Problem statement
Rewrite the data as a numbered list, starting at the line containing "Extract all elements" and ending at the line containing "data-point bbox=[569, 370, 577, 378]", both included. Omit any blank lines and leave the pictures out.

Data shown
---*---
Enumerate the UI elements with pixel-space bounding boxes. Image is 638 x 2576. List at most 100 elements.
---*---
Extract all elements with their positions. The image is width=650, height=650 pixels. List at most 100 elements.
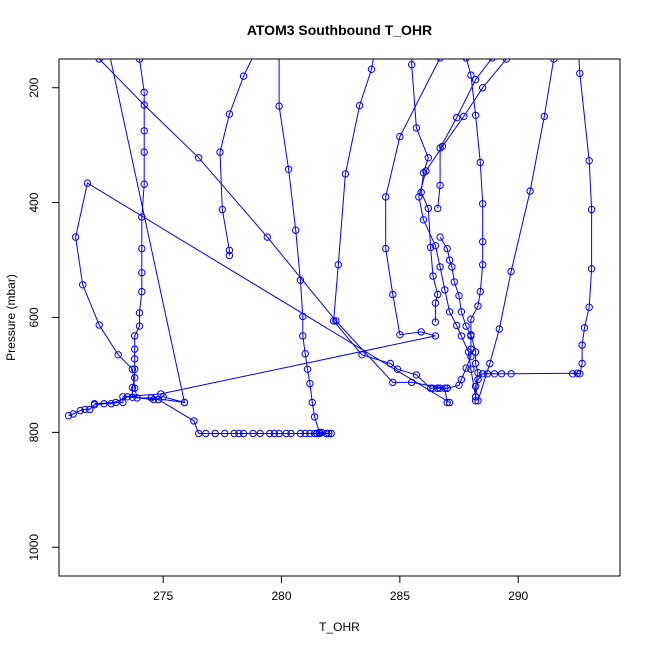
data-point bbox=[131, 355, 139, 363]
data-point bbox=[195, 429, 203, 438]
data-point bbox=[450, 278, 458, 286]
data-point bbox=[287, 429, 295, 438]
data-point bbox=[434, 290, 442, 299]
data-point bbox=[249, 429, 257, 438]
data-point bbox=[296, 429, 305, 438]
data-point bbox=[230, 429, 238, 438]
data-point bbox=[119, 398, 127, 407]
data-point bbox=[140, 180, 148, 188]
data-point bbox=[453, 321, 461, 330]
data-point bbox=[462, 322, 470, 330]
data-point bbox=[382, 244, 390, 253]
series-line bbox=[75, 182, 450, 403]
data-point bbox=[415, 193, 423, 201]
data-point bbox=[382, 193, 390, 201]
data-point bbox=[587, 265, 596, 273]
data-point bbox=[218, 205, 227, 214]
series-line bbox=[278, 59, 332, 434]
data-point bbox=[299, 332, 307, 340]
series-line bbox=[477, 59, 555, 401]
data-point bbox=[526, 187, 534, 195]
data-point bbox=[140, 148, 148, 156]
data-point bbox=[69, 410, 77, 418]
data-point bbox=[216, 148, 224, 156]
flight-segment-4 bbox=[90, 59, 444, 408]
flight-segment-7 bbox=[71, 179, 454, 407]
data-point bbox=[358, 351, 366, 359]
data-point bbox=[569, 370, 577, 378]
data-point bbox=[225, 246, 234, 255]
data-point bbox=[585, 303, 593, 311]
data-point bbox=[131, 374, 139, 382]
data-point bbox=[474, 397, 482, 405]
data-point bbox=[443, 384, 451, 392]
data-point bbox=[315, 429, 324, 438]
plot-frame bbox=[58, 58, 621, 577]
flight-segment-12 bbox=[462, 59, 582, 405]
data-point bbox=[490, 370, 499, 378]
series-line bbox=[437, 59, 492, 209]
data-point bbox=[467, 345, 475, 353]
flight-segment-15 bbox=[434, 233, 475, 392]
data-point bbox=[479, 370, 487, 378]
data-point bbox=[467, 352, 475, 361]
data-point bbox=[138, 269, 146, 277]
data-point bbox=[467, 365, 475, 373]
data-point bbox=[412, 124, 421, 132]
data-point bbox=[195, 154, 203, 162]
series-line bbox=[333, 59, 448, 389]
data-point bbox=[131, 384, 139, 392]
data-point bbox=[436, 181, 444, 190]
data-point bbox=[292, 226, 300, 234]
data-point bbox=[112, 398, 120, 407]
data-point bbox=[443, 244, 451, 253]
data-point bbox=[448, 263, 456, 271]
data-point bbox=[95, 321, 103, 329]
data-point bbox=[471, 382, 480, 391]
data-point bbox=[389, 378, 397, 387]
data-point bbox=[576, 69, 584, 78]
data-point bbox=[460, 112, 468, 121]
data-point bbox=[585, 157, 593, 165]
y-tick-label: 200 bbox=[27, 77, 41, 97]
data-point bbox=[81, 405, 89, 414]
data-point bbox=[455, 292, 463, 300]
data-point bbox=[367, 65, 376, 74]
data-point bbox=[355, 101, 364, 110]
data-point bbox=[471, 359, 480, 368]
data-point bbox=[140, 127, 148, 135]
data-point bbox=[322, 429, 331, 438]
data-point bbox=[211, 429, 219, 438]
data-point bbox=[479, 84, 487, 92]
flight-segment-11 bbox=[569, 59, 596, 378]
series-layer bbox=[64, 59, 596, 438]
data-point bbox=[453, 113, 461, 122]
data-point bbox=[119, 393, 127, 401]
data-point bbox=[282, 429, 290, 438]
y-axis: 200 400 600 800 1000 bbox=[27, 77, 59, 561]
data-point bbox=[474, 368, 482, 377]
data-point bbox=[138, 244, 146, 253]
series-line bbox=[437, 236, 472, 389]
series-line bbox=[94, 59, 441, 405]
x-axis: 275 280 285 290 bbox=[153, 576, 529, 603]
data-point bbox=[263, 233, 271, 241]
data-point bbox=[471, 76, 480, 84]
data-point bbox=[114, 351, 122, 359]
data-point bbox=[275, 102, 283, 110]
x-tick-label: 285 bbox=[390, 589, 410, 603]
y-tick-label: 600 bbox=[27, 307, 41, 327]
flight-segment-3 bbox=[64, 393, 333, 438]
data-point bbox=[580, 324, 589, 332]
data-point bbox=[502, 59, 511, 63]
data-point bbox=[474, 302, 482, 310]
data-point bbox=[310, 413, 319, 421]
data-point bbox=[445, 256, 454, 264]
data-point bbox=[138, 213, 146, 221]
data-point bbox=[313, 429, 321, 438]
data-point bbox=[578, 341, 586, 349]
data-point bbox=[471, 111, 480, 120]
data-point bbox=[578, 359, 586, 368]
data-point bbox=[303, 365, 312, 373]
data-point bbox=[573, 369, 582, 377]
---*---
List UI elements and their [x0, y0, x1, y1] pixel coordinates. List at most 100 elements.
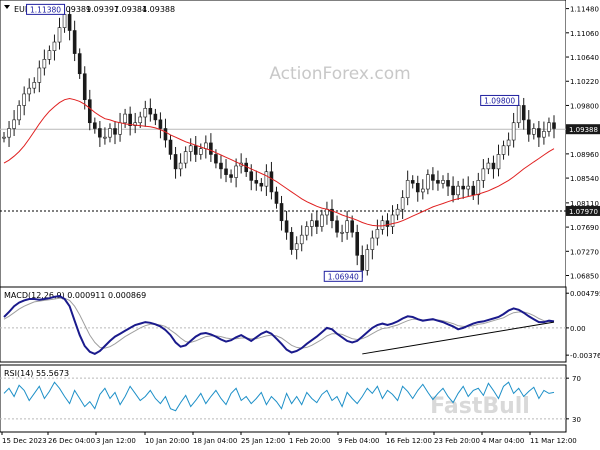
---*---
Exercise result
1. Extract all elements with their positions. The image is width=650, height=650 pixels. List at most 100 elements.
2. data-point bbox=[131, 355, 139, 363]
3. data-point bbox=[195, 429, 203, 438]
4. data-point bbox=[450, 278, 458, 286]
5. data-point bbox=[287, 429, 295, 438]
6. data-point bbox=[434, 290, 442, 299]
7. data-point bbox=[249, 429, 257, 438]
8. data-point bbox=[296, 429, 305, 438]
9. data-point bbox=[230, 429, 238, 438]
10. data-point bbox=[119, 398, 127, 407]
11. data-point bbox=[140, 180, 148, 188]
12. data-point bbox=[453, 321, 461, 330]
13. data-point bbox=[462, 322, 470, 330]
14. data-point bbox=[382, 244, 390, 253]
15. series-line bbox=[75, 182, 450, 403]
16. data-point bbox=[415, 193, 423, 201]
17. data-point bbox=[382, 193, 390, 201]
18. data-point bbox=[587, 265, 596, 273]
19. data-point bbox=[218, 205, 227, 214]
20. series-line bbox=[278, 59, 332, 434]
21. data-point bbox=[299, 332, 307, 340]
22. series-line bbox=[477, 59, 555, 401]
23. data-point bbox=[526, 187, 534, 195]
24. data-point bbox=[140, 148, 148, 156]
25. data-point bbox=[69, 410, 77, 418]
26. data-point bbox=[216, 148, 224, 156]
27. flight-segment-4 bbox=[90, 59, 444, 408]
28. flight-segment-7 bbox=[71, 179, 454, 407]
29. data-point bbox=[358, 351, 366, 359]
30. data-point bbox=[569, 370, 577, 378]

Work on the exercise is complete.